Stored records
::::::

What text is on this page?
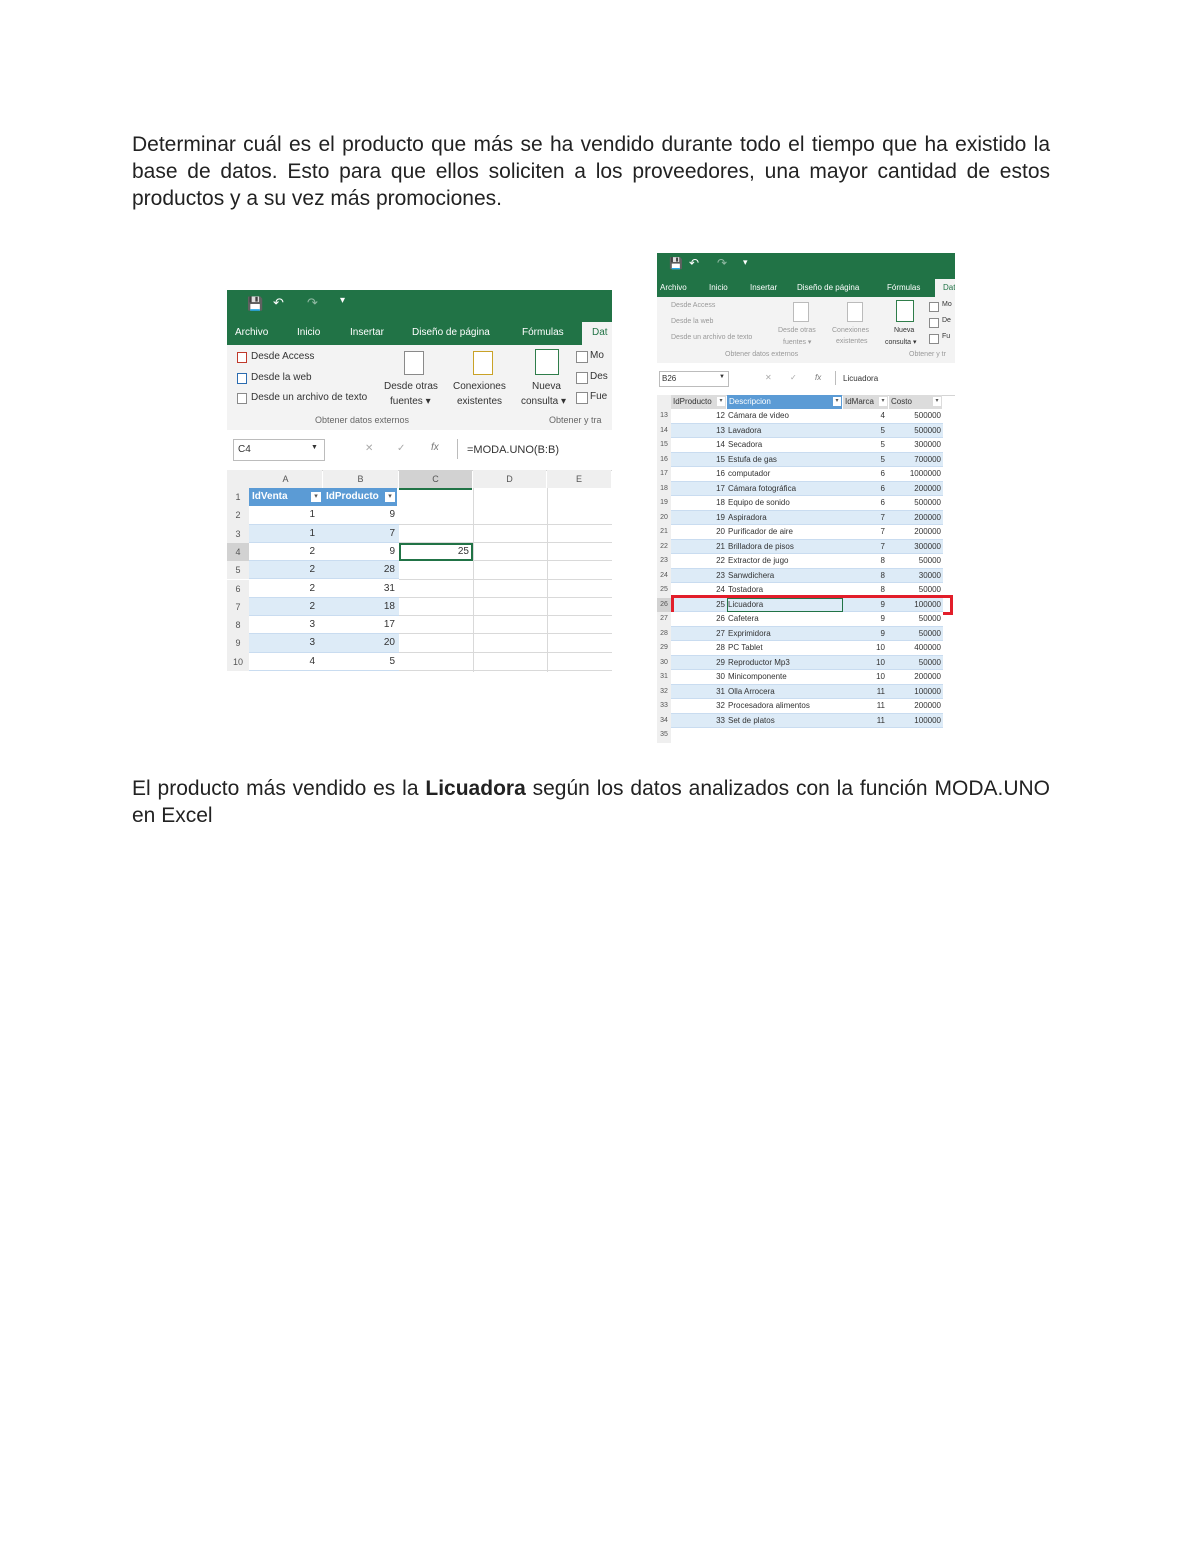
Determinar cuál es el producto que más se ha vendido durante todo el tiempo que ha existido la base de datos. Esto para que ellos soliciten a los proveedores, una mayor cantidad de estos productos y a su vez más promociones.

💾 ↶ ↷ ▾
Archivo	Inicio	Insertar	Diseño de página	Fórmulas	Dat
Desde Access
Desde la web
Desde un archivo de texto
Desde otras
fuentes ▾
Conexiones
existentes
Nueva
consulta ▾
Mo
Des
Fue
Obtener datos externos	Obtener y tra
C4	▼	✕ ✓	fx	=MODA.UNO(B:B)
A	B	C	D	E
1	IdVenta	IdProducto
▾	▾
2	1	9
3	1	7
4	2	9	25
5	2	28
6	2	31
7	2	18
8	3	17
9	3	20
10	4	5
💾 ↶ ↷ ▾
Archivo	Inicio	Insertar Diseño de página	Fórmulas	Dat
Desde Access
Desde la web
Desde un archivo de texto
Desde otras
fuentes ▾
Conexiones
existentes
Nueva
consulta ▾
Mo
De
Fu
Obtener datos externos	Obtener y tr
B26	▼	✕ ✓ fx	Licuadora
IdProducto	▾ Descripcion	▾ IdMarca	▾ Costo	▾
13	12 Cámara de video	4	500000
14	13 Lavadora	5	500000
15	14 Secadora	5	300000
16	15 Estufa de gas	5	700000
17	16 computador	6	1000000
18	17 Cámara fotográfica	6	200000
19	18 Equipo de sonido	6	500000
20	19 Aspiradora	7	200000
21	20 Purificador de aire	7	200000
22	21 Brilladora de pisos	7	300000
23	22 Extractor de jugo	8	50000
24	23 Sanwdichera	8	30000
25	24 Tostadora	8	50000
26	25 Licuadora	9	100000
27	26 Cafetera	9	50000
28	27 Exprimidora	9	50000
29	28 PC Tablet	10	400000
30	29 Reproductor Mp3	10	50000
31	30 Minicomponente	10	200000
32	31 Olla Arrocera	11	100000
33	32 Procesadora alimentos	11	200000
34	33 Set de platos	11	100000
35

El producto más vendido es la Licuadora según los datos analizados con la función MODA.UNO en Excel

::::::

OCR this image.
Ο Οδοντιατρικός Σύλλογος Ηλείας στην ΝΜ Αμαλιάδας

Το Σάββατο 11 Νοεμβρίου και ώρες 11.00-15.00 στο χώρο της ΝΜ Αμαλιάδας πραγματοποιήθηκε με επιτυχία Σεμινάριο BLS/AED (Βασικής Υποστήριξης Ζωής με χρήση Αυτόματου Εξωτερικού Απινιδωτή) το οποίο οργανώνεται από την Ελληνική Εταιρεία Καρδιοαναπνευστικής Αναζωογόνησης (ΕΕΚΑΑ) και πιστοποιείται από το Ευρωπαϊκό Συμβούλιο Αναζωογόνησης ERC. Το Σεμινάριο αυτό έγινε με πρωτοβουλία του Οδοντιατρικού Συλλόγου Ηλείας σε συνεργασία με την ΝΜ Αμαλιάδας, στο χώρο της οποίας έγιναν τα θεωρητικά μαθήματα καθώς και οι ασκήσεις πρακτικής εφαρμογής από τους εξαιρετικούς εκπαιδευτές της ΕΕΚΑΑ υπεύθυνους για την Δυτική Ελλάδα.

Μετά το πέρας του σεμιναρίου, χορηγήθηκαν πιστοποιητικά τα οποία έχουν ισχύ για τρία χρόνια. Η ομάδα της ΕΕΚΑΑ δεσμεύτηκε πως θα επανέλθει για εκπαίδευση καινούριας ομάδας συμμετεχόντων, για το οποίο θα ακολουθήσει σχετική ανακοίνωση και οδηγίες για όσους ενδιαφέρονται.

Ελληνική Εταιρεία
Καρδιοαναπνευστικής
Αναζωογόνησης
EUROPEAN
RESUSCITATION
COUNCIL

::::::

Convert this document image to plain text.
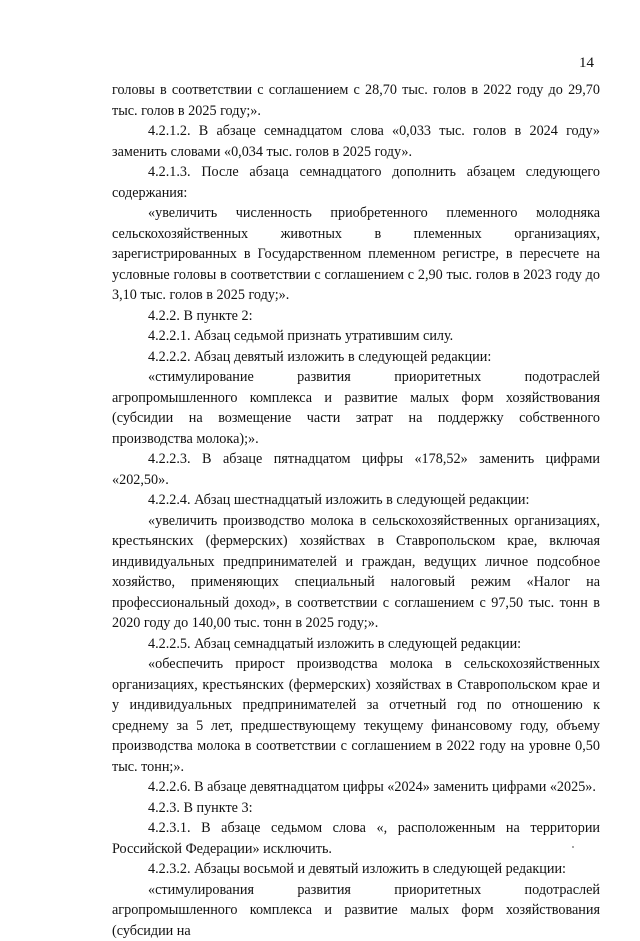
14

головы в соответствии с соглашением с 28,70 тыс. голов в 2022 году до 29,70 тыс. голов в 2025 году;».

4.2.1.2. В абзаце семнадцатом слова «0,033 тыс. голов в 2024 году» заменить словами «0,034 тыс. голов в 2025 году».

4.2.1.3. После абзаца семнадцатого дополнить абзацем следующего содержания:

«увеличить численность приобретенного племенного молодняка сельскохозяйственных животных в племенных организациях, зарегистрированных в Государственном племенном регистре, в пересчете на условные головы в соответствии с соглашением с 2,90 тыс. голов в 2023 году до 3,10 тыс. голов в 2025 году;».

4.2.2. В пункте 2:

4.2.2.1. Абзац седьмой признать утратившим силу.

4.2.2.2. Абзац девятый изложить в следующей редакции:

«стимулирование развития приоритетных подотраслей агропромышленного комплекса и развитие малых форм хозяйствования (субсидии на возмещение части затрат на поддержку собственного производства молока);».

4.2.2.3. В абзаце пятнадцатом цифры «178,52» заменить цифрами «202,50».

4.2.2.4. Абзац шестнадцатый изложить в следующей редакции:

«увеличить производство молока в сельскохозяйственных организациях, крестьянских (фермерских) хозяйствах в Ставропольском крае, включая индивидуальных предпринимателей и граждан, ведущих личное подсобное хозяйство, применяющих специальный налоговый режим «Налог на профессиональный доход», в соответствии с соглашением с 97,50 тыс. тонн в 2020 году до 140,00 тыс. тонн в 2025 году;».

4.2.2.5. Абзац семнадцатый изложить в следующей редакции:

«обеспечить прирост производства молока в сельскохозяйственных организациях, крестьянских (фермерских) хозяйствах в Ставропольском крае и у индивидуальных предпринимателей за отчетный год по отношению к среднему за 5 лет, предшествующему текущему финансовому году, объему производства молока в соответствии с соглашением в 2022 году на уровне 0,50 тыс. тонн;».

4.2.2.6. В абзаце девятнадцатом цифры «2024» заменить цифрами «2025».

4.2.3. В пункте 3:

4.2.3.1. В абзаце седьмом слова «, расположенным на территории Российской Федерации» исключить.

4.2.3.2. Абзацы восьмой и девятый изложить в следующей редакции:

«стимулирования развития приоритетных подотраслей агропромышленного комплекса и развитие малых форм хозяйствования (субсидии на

::::::

Aim of the exercise —
Copy each line of the listing in which the word "индивидуальных" can be found.

Worked solution —
«увеличить производство молока в сельскохозяйственных организациях, крестьянских (фермерских) хозяйствах в Ставропольском крае, включая индивидуальных предпринимателей и граждан, ведущих личное подсобное хозяйство, применяющих специальный налоговый режим «Налог на профессиональный доход», в соответствии с соглашением с 97,50 тыс. тонн в 2020 году до 140,00 тыс. тонн в 2025 году;».
«обеспечить прирост производства молока в сельскохозяйственных организациях, крестьянских (фермерских) хозяйствах в Ставропольском крае и у индивидуальных предпринимателей за отчетный год по отношению к среднему за 5 лет, предшествующему текущему финансовому году, объему производства молока в соответствии с соглашением в 2022 году на уровне 0,50 тыс. тонн;».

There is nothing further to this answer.